YOUR TASK - Reproduce all of the material word for word.

TASK INPUTS -
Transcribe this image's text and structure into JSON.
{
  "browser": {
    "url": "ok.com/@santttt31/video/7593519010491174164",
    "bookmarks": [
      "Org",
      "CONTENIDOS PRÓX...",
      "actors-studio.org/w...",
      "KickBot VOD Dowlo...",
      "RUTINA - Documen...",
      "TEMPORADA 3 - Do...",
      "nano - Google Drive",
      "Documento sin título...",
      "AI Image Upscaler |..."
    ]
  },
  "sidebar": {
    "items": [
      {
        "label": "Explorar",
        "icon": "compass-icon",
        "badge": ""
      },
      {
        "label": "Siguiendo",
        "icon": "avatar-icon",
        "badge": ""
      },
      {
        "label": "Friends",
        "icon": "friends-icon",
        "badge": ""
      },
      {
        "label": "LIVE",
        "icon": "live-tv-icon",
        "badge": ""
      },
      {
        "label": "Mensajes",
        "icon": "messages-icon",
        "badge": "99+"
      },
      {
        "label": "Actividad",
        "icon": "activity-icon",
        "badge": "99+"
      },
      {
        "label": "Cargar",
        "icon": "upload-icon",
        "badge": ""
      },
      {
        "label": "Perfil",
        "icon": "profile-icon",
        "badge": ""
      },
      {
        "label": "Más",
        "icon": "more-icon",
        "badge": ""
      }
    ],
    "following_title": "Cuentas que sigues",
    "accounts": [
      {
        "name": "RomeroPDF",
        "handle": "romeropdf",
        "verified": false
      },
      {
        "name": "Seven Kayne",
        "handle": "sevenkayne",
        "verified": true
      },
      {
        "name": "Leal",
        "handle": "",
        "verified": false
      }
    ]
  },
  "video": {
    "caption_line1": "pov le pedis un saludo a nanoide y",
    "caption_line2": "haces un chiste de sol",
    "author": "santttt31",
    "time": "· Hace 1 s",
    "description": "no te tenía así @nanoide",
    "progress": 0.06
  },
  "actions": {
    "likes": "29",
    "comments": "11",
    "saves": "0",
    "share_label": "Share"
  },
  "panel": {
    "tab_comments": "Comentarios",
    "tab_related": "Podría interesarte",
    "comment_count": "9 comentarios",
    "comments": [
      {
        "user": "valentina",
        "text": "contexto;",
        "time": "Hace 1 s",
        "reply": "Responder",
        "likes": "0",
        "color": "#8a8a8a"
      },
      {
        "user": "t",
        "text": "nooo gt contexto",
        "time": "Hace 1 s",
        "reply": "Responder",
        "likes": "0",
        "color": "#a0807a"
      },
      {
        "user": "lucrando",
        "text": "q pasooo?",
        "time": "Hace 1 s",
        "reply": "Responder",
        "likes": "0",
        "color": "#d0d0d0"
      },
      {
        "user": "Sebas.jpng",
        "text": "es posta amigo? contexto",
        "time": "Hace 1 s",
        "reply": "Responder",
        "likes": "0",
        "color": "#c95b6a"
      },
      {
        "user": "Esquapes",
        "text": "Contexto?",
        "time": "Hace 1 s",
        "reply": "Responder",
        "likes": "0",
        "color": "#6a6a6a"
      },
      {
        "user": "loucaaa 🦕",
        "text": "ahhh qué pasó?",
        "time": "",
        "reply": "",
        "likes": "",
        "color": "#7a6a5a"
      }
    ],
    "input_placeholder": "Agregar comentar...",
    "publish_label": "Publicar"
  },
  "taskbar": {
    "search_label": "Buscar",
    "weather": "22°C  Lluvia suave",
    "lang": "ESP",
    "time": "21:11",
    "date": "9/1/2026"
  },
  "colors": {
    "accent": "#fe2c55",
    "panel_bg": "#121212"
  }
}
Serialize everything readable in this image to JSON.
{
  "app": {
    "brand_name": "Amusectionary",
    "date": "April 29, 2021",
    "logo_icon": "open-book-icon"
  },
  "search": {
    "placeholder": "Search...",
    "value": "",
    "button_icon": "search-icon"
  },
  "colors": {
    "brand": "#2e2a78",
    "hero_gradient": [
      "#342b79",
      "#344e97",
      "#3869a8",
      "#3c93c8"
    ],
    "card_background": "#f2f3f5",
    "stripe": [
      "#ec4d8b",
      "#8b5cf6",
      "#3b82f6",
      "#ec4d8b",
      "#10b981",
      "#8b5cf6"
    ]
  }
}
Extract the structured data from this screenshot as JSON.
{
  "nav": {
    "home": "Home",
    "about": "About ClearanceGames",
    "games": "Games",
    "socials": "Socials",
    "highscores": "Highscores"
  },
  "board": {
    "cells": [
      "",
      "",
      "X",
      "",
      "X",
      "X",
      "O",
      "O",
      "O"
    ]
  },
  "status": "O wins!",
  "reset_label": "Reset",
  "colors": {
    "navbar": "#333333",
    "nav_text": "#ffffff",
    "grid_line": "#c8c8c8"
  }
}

PROBLEM SOLUTION -
Transcribe this image's text and structure into JSON.
{
  "browser": {
    "url": "ok.com/@santttt31/video/7593519010491174164",
    "bookmarks": [
      "Org",
      "CONTENIDOS PRÓX...",
      "actors-studio.org/w...",
      "KickBot VOD Dowlo...",
      "RUTINA - Documen...",
      "TEMPORADA 3 - Do...",
      "nano - Google Drive",
      "Documento sin título...",
      "AI Image Upscaler |..."
    ]
  },
  "sidebar": {
    "items": [
      {
        "label": "Explorar",
        "icon": "compass-icon",
        "badge": ""
      },
      {
        "label": "Siguiendo",
        "icon": "avatar-icon",
        "badge": ""
      },
      {
        "label": "Friends",
        "icon": "friends-icon",
        "badge": ""
      },
      {
        "label": "LIVE",
        "icon": "live-tv-icon",
        "badge": ""
      },
      {
        "label": "Mensajes",
        "icon": "messages-icon",
        "badge": "99+"
      },
      {
        "label": "Actividad",
        "icon": "activity-icon",
        "badge": "99+"
      },
      {
        "label": "Cargar",
        "icon": "upload-icon",
        "badge": ""
      },
      {
        "label": "Perfil",
        "icon": "profile-icon",
        "badge": ""
      },
      {
        "label": "Más",
        "icon": "more-icon",
        "badge": ""
      }
    ],
    "following_title": "Cuentas que sigues",
    "accounts": [
      {
        "name": "RomeroPDF",
        "handle": "romeropdf",
        "verified": false
      },
      {
        "name": "Seven Kayne",
        "handle": "sevenkayne",
        "verified": true
      },
      {
        "name": "Leal",
        "handle": "",
        "verified": false
      }
    ]
  },
  "video": {
    "caption_line1": "pov le pedis un saludo a nanoide y",
    "caption_line2": "haces un chiste de sol",
    "author": "santttt31",
    "time": "· Hace 1 s",
    "description": "no te tenía así @nanoide",
    "progress": 0.06
  },
  "actions": {
    "likes": "29",
    "comments": "11",
    "saves": "0",
    "share_label": "Share"
  },
  "panel": {
    "tab_comments": "Comentarios",
    "tab_related": "Podría interesarte",
    "comment_count": "9 comentarios",
    "comments": [
      {
        "user": "valentina",
        "text": "contexto;",
        "time": "Hace 1 s",
        "reply": "Responder",
        "likes": "0",
        "color": "#8a8a8a"
      },
      {
        "user": "t",
        "text": "nooo gt contexto",
        "time": "Hace 1 s",
        "reply": "Responder",
        "likes": "0",
        "color": "#a0807a"
      },
      {
        "user": "lucrando",
        "text": "q pasooo?",
        "time": "Hace 1 s",
        "reply": "Responder",
        "likes": "0",
        "color": "#d0d0d0"
      },
      {
        "user": "Sebas.jpng",
        "text": "es posta amigo? contexto",
        "time": "Hace 1 s",
        "reply": "Responder",
        "likes": "0",
        "color": "#c95b6a"
      },
      {
        "user": "Esquapes",
        "text": "Contexto?",
        "time": "Hace 1 s",
        "reply": "Responder",
        "likes": "0",
        "color": "#6a6a6a"
      },
      {
        "user": "loucaaa 🦕",
        "text": "ahhh qué pasó?",
        "time": "",
        "reply": "",
        "likes": "",
        "color": "#7a6a5a"
      }
    ],
    "input_placeholder": "Agregar comentar...",
    "publish_label": "Publicar"
  },
  "taskbar": {
    "search_label": "Buscar",
    "weather": "22°C  Lluvia suave",
    "lang": "ESP",
    "time": "21:11",
    "date": "9/1/2026"
  },
  "colors": {
    "accent": "#fe2c55",
    "panel_bg": "#121212"
  }
}
Serialize everything readable in this image to JSON.
{
  "app": {
    "brand_name": "Amusectionary",
    "date": "April 29, 2021",
    "logo_icon": "open-book-icon"
  },
  "search": {
    "placeholder": "Search...",
    "value": "",
    "button_icon": "search-icon"
  },
  "colors": {
    "brand": "#2e2a78",
    "hero_gradient": [
      "#342b79",
      "#344e97",
      "#3869a8",
      "#3c93c8"
    ],
    "card_background": "#f2f3f5",
    "stripe": [
      "#ec4d8b",
      "#8b5cf6",
      "#3b82f6",
      "#ec4d8b",
      "#10b981",
      "#8b5cf6"
    ]
  }
}
Extract the structured data from this screenshot as JSON.
{
  "nav": {
    "home": "Home",
    "about": "About ClearanceGames",
    "games": "Games",
    "socials": "Socials",
    "highscores": "Highscores"
  },
  "board": {
    "cells": [
      "",
      "",
      "X",
      "",
      "X",
      "X",
      "O",
      "O",
      "O"
    ]
  },
  "status": "O wins!",
  "reset_label": "Reset",
  "colors": {
    "navbar": "#333333",
    "nav_text": "#ffffff",
    "grid_line": "#c8c8c8"
  }
}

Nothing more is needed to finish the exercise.